(Layout element entries)
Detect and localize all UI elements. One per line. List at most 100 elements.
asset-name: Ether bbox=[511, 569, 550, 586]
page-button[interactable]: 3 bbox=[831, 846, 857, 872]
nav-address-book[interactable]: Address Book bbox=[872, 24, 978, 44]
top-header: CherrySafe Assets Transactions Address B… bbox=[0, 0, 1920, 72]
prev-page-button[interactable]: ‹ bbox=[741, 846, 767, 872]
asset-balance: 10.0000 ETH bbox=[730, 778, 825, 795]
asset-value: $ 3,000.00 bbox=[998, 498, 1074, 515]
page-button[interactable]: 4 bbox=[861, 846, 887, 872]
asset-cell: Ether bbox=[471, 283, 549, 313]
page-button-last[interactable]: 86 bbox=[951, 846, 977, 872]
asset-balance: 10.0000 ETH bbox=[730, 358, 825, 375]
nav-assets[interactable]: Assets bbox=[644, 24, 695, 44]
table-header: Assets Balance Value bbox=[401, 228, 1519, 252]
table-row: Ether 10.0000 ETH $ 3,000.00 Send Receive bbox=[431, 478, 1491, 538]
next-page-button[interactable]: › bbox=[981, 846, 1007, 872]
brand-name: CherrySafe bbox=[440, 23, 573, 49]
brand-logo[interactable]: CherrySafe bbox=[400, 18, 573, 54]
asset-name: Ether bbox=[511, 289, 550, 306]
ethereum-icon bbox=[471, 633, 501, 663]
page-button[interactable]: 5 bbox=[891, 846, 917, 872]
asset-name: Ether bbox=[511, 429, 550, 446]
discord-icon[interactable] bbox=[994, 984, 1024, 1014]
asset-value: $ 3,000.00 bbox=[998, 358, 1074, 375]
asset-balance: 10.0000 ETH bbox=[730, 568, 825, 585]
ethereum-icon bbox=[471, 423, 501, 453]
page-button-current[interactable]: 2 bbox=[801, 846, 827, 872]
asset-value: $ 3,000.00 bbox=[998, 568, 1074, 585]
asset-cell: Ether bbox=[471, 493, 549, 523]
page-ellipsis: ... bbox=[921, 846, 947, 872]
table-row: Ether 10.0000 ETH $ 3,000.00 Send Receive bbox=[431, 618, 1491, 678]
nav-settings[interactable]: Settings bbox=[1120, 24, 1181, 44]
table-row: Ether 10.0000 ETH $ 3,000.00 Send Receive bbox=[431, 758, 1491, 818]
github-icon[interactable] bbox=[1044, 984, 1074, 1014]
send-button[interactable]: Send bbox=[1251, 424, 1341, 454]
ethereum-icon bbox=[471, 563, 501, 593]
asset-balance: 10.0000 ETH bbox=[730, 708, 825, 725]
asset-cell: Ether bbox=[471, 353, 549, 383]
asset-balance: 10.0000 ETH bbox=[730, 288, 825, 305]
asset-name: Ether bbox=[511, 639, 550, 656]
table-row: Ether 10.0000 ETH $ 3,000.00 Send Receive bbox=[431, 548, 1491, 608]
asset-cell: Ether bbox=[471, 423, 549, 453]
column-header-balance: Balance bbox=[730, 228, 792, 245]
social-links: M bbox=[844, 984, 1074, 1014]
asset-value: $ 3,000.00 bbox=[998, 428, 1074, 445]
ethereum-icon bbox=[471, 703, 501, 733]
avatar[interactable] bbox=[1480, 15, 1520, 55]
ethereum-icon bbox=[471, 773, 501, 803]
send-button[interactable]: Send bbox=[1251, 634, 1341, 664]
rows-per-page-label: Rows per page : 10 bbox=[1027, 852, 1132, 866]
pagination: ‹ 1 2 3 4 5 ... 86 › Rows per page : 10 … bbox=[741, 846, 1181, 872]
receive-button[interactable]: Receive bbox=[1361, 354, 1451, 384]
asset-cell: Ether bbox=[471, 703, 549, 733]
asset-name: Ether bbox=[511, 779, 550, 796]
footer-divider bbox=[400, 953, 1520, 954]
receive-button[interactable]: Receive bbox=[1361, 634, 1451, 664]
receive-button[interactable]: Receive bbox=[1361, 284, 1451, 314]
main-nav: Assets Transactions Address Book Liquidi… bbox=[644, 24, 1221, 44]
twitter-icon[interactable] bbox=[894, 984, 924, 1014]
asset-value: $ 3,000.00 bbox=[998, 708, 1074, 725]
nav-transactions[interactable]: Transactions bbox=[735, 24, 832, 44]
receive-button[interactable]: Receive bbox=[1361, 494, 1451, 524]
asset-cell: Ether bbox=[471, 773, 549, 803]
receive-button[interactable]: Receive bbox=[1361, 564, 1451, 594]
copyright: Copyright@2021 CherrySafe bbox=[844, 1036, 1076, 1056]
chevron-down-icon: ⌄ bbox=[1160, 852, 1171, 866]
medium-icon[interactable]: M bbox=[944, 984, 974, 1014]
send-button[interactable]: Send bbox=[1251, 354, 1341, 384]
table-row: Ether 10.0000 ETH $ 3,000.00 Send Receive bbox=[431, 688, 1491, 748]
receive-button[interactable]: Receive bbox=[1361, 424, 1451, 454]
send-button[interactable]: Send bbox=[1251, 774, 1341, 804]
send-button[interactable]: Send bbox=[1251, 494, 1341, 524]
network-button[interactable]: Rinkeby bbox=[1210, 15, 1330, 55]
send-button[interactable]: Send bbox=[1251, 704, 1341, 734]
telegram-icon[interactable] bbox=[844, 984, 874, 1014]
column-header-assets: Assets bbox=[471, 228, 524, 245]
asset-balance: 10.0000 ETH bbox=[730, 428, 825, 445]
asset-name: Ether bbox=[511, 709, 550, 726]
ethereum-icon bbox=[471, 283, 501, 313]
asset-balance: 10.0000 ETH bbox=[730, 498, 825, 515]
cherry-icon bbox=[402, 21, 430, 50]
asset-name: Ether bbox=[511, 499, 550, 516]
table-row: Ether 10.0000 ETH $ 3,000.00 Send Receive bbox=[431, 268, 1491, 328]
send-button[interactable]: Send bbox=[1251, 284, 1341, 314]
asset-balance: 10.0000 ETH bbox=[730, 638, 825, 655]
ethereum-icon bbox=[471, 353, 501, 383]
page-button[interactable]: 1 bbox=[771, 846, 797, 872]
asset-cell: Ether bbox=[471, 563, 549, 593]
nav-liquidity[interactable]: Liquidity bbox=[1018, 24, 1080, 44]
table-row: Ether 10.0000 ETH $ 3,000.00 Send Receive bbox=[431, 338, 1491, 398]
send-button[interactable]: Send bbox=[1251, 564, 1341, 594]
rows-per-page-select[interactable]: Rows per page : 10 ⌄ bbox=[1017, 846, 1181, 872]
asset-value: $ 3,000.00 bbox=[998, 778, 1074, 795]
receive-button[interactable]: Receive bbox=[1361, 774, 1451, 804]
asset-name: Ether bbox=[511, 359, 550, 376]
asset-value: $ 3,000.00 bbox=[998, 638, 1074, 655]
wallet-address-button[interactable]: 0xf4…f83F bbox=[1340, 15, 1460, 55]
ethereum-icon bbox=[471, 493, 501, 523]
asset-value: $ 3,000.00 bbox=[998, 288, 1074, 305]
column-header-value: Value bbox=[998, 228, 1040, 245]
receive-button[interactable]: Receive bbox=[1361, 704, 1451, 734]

__PROBLEM TO WORK ON__
Rewrite the entries above, substituting "MapleVault" for every occurrence of "CherrySafe" and leaving all other text unchanged.

__REPLY__
Detect and localize all UI elements. One per line. List at most 100 elements.
asset-name: Ether bbox=[511, 569, 550, 586]
page-button[interactable]: 3 bbox=[831, 846, 857, 872]
nav-address-book[interactable]: Address Book bbox=[872, 24, 978, 44]
top-header: MapleVault Assets Transactions Address B… bbox=[0, 0, 1920, 72]
prev-page-button[interactable]: ‹ bbox=[741, 846, 767, 872]
asset-balance: 10.0000 ETH bbox=[730, 778, 825, 795]
asset-value: $ 3,000.00 bbox=[998, 498, 1074, 515]
page-button[interactable]: 4 bbox=[861, 846, 887, 872]
asset-cell: Ether bbox=[471, 283, 549, 313]
page-button-last[interactable]: 86 bbox=[951, 846, 977, 872]
asset-balance: 10.0000 ETH bbox=[730, 358, 825, 375]
nav-assets[interactable]: Assets bbox=[644, 24, 695, 44]
table-header: Assets Balance Value bbox=[401, 228, 1519, 252]
table-row: Ether 10.0000 ETH $ 3,000.00 Send Receive bbox=[431, 478, 1491, 538]
next-page-button[interactable]: › bbox=[981, 846, 1007, 872]
brand-name: MapleVault bbox=[440, 23, 573, 49]
brand-logo[interactable]: MapleVault bbox=[400, 18, 573, 54]
asset-name: Ether bbox=[511, 289, 550, 306]
ethereum-icon bbox=[471, 633, 501, 663]
page-button[interactable]: 5 bbox=[891, 846, 917, 872]
asset-name: Ether bbox=[511, 429, 550, 446]
discord-icon[interactable] bbox=[994, 984, 1024, 1014]
asset-value: $ 3,000.00 bbox=[998, 358, 1074, 375]
asset-balance: 10.0000 ETH bbox=[730, 568, 825, 585]
ethereum-icon bbox=[471, 423, 501, 453]
page-button-current[interactable]: 2 bbox=[801, 846, 827, 872]
asset-value: $ 3,000.00 bbox=[998, 568, 1074, 585]
asset-cell: Ether bbox=[471, 493, 549, 523]
page-ellipsis: ... bbox=[921, 846, 947, 872]
table-row: Ether 10.0000 ETH $ 3,000.00 Send Receive bbox=[431, 618, 1491, 678]
nav-settings[interactable]: Settings bbox=[1120, 24, 1181, 44]
table-row: Ether 10.0000 ETH $ 3,000.00 Send Receive bbox=[431, 758, 1491, 818]
github-icon[interactable] bbox=[1044, 984, 1074, 1014]
send-button[interactable]: Send bbox=[1251, 424, 1341, 454]
ethereum-icon bbox=[471, 563, 501, 593]
asset-balance: 10.0000 ETH bbox=[730, 708, 825, 725]
asset-cell: Ether bbox=[471, 353, 549, 383]
asset-balance: 10.0000 ETH bbox=[730, 288, 825, 305]
asset-name: Ether bbox=[511, 639, 550, 656]
table-row: Ether 10.0000 ETH $ 3,000.00 Send Receive bbox=[431, 548, 1491, 608]
asset-cell: Ether bbox=[471, 423, 549, 453]
column-header-balance: Balance bbox=[730, 228, 792, 245]
social-links: M bbox=[844, 984, 1074, 1014]
asset-value: $ 3,000.00 bbox=[998, 428, 1074, 445]
ethereum-icon bbox=[471, 703, 501, 733]
avatar[interactable] bbox=[1480, 15, 1520, 55]
ethereum-icon bbox=[471, 773, 501, 803]
send-button[interactable]: Send bbox=[1251, 634, 1341, 664]
rows-per-page-label: Rows per page : 10 bbox=[1027, 852, 1132, 866]
pagination: ‹ 1 2 3 4 5 ... 86 › Rows per page : 10 … bbox=[741, 846, 1181, 872]
receive-button[interactable]: Receive bbox=[1361, 354, 1451, 384]
asset-cell: Ether bbox=[471, 703, 549, 733]
asset-name: Ether bbox=[511, 779, 550, 796]
footer-divider bbox=[400, 953, 1520, 954]
receive-button[interactable]: Receive bbox=[1361, 634, 1451, 664]
receive-button[interactable]: Receive bbox=[1361, 284, 1451, 314]
main-nav: Assets Transactions Address Book Liquidi… bbox=[644, 24, 1221, 44]
twitter-icon[interactable] bbox=[894, 984, 924, 1014]
asset-value: $ 3,000.00 bbox=[998, 708, 1074, 725]
nav-transactions[interactable]: Transactions bbox=[735, 24, 832, 44]
receive-button[interactable]: Receive bbox=[1361, 494, 1451, 524]
asset-cell: Ether bbox=[471, 773, 549, 803]
receive-button[interactable]: Receive bbox=[1361, 564, 1451, 594]
copyright: Copyright@2021 MapleVault bbox=[844, 1036, 1076, 1056]
chevron-down-icon: ⌄ bbox=[1160, 852, 1171, 866]
medium-icon[interactable]: M bbox=[944, 984, 974, 1014]
send-button[interactable]: Send bbox=[1251, 354, 1341, 384]
table-row: Ether 10.0000 ETH $ 3,000.00 Send Receive bbox=[431, 688, 1491, 748]
receive-button[interactable]: Receive bbox=[1361, 424, 1451, 454]
send-button[interactable]: Send bbox=[1251, 774, 1341, 804]
send-button[interactable]: Send bbox=[1251, 494, 1341, 524]
network-button[interactable]: Rinkeby bbox=[1210, 15, 1330, 55]
send-button[interactable]: Send bbox=[1251, 704, 1341, 734]
telegram-icon[interactable] bbox=[844, 984, 874, 1014]
column-header-assets: Assets bbox=[471, 228, 524, 245]
asset-balance: 10.0000 ETH bbox=[730, 428, 825, 445]
asset-name: Ether bbox=[511, 709, 550, 726]
ethereum-icon bbox=[471, 283, 501, 313]
asset-balance: 10.0000 ETH bbox=[730, 498, 825, 515]
cherry-icon bbox=[402, 21, 430, 50]
asset-name: Ether bbox=[511, 499, 550, 516]
table-row: Ether 10.0000 ETH $ 3,000.00 Send Receive bbox=[431, 268, 1491, 328]
send-button[interactable]: Send bbox=[1251, 284, 1341, 314]
asset-balance: 10.0000 ETH bbox=[730, 638, 825, 655]
ethereum-icon bbox=[471, 353, 501, 383]
page-button[interactable]: 1 bbox=[771, 846, 797, 872]
asset-cell: Ether bbox=[471, 563, 549, 593]
nav-liquidity[interactable]: Liquidity bbox=[1018, 24, 1080, 44]
table-row: Ether 10.0000 ETH $ 3,000.00 Send Receive bbox=[431, 338, 1491, 398]
send-button[interactable]: Send bbox=[1251, 564, 1341, 594]
rows-per-page-select[interactable]: Rows per page : 10 ⌄ bbox=[1017, 846, 1181, 872]
asset-value: $ 3,000.00 bbox=[998, 778, 1074, 795]
receive-button[interactable]: Receive bbox=[1361, 774, 1451, 804]
asset-name: Ether bbox=[511, 359, 550, 376]
asset-value: $ 3,000.00 bbox=[998, 638, 1074, 655]
wallet-address-button[interactable]: 0xf4…f83F bbox=[1340, 15, 1460, 55]
ethereum-icon bbox=[471, 493, 501, 523]
asset-value: $ 3,000.00 bbox=[998, 288, 1074, 305]
column-header-value: Value bbox=[998, 228, 1040, 245]
receive-button[interactable]: Receive bbox=[1361, 704, 1451, 734]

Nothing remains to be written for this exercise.